▶ [Problem to solve]:
Copy the records below word for word, from the first line through the line containing "578, 580, 627)", including both of those lines.

▶ [Material to process]:
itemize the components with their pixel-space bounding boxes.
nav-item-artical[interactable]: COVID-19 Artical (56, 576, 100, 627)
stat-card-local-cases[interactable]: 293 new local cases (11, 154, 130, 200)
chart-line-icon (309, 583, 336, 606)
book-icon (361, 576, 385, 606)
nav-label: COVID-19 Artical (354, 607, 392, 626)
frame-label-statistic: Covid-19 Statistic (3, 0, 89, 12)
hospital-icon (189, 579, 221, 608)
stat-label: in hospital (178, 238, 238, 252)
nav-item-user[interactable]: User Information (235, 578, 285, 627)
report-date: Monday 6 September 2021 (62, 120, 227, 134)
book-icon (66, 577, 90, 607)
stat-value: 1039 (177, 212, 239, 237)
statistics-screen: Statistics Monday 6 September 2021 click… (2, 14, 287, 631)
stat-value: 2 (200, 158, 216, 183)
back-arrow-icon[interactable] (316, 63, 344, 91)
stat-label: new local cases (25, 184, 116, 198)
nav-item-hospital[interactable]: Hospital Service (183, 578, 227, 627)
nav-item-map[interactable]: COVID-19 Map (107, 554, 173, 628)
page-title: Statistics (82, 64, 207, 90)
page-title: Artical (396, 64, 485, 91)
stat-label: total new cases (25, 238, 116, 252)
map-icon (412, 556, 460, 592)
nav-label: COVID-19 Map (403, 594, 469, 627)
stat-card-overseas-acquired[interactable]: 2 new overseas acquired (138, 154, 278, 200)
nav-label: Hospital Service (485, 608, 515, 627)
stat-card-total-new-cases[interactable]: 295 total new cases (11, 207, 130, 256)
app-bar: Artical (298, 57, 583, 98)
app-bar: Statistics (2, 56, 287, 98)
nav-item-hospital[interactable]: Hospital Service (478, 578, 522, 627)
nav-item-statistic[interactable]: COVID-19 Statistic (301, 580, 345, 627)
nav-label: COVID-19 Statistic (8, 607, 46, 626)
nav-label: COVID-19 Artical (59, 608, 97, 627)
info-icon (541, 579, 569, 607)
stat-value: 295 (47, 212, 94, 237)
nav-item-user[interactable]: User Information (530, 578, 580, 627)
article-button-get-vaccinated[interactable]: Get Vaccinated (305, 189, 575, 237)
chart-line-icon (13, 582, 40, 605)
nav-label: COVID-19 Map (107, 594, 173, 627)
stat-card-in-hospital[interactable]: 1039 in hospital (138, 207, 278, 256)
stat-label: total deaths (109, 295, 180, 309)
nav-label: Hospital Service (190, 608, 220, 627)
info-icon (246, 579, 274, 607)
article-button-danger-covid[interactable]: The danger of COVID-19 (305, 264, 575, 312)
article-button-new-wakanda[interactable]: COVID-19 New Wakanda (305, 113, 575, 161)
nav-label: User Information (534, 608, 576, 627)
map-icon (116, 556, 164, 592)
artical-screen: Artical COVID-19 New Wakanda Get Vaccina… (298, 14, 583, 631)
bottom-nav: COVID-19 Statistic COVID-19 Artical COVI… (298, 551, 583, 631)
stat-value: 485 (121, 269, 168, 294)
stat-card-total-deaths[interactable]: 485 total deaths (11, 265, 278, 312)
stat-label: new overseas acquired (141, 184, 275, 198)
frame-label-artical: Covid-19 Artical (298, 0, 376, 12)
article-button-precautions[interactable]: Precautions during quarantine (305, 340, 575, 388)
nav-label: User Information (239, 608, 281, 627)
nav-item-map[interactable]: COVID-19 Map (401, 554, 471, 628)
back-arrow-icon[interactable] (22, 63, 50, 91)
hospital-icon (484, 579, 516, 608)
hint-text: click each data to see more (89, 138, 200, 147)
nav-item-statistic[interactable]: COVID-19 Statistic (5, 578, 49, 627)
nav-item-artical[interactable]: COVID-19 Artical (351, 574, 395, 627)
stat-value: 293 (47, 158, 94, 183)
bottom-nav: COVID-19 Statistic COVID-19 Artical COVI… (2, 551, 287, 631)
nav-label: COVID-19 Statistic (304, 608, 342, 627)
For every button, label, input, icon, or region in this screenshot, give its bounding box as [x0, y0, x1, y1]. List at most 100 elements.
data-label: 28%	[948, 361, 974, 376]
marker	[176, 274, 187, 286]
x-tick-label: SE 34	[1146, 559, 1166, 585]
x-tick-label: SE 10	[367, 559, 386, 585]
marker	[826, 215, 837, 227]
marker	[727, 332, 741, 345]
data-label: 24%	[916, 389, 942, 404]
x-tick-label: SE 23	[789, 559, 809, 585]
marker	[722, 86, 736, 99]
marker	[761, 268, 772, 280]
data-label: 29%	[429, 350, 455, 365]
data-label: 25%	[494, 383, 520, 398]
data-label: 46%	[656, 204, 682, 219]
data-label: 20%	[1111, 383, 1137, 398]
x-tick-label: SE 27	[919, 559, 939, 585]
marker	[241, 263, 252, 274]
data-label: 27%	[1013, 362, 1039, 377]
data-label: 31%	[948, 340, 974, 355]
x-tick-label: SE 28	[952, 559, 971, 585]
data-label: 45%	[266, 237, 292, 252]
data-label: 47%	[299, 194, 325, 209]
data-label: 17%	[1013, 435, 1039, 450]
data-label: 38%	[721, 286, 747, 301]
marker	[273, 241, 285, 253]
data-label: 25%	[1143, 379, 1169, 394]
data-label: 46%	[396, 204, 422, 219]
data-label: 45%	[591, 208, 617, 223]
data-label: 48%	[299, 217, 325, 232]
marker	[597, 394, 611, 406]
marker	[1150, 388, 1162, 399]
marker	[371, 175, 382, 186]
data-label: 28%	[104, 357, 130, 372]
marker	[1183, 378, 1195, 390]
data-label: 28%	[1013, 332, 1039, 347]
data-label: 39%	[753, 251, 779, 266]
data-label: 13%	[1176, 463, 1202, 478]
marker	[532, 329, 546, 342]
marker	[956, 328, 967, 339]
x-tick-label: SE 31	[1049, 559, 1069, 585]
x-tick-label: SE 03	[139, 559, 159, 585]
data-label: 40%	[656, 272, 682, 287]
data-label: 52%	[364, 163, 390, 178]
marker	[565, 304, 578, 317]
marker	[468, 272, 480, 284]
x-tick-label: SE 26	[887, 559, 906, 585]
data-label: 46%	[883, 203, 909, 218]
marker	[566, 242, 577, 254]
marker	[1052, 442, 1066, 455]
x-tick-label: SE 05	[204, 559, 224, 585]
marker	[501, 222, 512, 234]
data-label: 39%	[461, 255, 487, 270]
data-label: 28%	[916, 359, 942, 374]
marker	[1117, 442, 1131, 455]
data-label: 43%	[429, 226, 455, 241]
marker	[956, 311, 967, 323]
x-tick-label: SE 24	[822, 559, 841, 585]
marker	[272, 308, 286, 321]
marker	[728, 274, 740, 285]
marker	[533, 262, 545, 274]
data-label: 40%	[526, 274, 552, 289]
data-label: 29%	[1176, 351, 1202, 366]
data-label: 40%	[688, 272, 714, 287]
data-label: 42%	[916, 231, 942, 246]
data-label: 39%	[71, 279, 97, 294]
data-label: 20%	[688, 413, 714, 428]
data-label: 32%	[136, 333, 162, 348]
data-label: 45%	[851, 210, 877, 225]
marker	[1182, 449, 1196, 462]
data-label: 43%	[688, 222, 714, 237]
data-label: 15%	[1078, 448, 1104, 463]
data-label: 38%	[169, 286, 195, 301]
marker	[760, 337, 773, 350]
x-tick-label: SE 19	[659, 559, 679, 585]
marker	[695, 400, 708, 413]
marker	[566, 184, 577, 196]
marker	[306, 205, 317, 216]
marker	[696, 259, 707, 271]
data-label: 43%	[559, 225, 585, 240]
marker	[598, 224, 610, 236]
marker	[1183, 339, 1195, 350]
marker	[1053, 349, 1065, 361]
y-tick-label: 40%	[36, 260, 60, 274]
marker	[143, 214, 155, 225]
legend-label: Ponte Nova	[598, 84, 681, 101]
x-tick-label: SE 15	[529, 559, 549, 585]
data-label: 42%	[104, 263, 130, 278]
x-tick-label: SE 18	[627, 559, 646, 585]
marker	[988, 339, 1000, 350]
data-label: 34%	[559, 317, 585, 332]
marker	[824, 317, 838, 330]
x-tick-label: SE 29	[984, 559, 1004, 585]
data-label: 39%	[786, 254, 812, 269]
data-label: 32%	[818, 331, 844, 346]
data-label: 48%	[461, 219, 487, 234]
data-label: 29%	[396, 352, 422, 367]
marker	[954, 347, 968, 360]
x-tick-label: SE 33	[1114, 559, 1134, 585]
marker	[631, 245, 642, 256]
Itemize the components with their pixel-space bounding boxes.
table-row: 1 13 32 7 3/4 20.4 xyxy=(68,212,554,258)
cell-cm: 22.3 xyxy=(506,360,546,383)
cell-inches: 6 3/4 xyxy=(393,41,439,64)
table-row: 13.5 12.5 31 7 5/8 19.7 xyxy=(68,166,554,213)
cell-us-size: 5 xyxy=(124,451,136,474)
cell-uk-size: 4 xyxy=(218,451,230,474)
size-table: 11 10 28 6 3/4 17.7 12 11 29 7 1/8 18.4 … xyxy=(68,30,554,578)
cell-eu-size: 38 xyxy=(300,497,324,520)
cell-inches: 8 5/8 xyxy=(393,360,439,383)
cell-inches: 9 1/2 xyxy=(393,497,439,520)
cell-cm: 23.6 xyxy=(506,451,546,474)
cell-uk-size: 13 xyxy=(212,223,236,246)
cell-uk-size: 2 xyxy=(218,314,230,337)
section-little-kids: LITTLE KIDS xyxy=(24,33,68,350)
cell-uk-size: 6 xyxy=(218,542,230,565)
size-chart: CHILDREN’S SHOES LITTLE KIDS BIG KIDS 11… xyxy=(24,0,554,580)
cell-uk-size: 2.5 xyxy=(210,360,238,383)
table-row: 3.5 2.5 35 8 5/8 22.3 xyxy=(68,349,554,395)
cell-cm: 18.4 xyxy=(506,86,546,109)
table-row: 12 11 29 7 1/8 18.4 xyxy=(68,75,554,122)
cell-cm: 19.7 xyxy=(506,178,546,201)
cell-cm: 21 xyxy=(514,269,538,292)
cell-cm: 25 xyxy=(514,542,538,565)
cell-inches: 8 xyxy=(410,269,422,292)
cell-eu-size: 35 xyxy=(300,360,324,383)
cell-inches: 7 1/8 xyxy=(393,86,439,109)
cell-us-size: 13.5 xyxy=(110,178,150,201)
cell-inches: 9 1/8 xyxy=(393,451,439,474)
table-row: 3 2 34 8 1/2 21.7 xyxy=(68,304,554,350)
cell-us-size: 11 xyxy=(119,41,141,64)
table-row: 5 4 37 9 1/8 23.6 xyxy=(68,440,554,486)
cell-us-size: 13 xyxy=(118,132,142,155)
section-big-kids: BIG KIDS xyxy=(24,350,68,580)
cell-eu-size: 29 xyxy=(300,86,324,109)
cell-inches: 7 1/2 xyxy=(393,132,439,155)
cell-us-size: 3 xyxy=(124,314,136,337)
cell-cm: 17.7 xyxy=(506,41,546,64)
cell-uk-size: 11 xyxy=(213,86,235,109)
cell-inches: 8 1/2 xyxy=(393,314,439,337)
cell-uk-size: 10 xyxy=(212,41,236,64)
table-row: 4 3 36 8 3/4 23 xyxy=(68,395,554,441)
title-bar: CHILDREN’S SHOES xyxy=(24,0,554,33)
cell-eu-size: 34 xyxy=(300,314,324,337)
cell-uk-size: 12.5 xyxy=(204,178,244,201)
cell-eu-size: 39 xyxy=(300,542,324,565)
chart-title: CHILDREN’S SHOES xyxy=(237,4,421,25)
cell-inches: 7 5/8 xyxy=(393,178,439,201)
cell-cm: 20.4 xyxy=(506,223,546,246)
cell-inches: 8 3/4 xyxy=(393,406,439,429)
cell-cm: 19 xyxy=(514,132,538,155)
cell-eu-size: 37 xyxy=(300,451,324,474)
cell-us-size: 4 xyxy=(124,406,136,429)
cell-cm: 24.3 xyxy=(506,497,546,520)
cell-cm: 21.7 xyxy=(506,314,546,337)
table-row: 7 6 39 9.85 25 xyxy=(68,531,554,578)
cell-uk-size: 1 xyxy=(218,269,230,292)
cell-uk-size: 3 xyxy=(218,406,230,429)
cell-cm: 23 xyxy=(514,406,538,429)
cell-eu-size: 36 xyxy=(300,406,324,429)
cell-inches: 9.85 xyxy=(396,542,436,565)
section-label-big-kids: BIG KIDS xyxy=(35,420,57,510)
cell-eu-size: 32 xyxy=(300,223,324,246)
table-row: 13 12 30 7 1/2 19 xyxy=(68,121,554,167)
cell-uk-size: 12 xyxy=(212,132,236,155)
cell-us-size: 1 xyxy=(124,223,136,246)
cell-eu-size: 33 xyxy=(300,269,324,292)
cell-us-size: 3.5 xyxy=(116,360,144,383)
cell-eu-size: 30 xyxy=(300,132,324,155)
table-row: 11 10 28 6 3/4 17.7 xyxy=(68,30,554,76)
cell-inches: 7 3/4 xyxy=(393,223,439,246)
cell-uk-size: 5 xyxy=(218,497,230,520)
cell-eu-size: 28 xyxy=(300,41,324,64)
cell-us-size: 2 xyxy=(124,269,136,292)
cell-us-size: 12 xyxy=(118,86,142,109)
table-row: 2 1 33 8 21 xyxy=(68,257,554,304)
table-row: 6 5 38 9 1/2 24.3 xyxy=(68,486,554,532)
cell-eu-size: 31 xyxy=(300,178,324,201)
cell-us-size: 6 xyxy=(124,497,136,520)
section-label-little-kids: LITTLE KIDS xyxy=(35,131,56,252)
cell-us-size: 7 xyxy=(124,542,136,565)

▶ [Solution below]:
itemize the components with their pixel-space bounding boxes.
nav-item-artical[interactable]: COVID-19 Artical (56, 576, 100, 627)
stat-card-local-cases[interactable]: 293 new local cases (11, 154, 130, 200)
chart-line-icon (309, 583, 336, 606)
book-icon (361, 576, 385, 606)
nav-label: COVID-19 Artical (354, 607, 392, 626)
frame-label-statistic: Covid-19 Statistic (3, 0, 89, 12)
hospital-icon (189, 579, 221, 608)
stat-label: in hospital (178, 238, 238, 252)
nav-item-user[interactable]: User Information (235, 578, 285, 627)
report-date: Monday 6 September 2021 (62, 120, 227, 134)
book-icon (66, 577, 90, 607)
stat-value: 1039 (177, 212, 239, 237)
statistics-screen: Statistics Monday 6 September 2021 click… (2, 14, 287, 631)
stat-value: 2 (200, 158, 216, 183)
back-arrow-icon[interactable] (316, 63, 344, 91)
stat-label: new local cases (25, 184, 116, 198)
nav-item-hospital[interactable]: Hospital Service (183, 578, 227, 627)
nav-item-map[interactable]: COVID-19 Map (107, 554, 173, 628)
page-title: Statistics (82, 64, 207, 90)
page-title: Artical (396, 64, 485, 91)
stat-label: total new cases (25, 238, 116, 252)
map-icon (412, 556, 460, 592)
nav-label: COVID-19 Map (403, 594, 469, 627)
stat-card-overseas-acquired[interactable]: 2 new overseas acquired (138, 154, 278, 200)
nav-label: Hospital Service (485, 608, 515, 627)
stat-card-total-new-cases[interactable]: 295 total new cases (11, 207, 130, 256)
app-bar: Artical (298, 57, 583, 98)
app-bar: Statistics (2, 56, 287, 98)
nav-item-hospital[interactable]: Hospital Service (478, 578, 522, 627)
nav-item-statistic[interactable]: COVID-19 Statistic (301, 580, 345, 627)
nav-label: COVID-19 Statistic (8, 607, 46, 626)
nav-label: COVID-19 Artical (59, 608, 97, 627)
info-icon (541, 579, 569, 607)
stat-value: 295 (47, 212, 94, 237)
nav-item-user[interactable]: User Information (530, 578, 580, 627)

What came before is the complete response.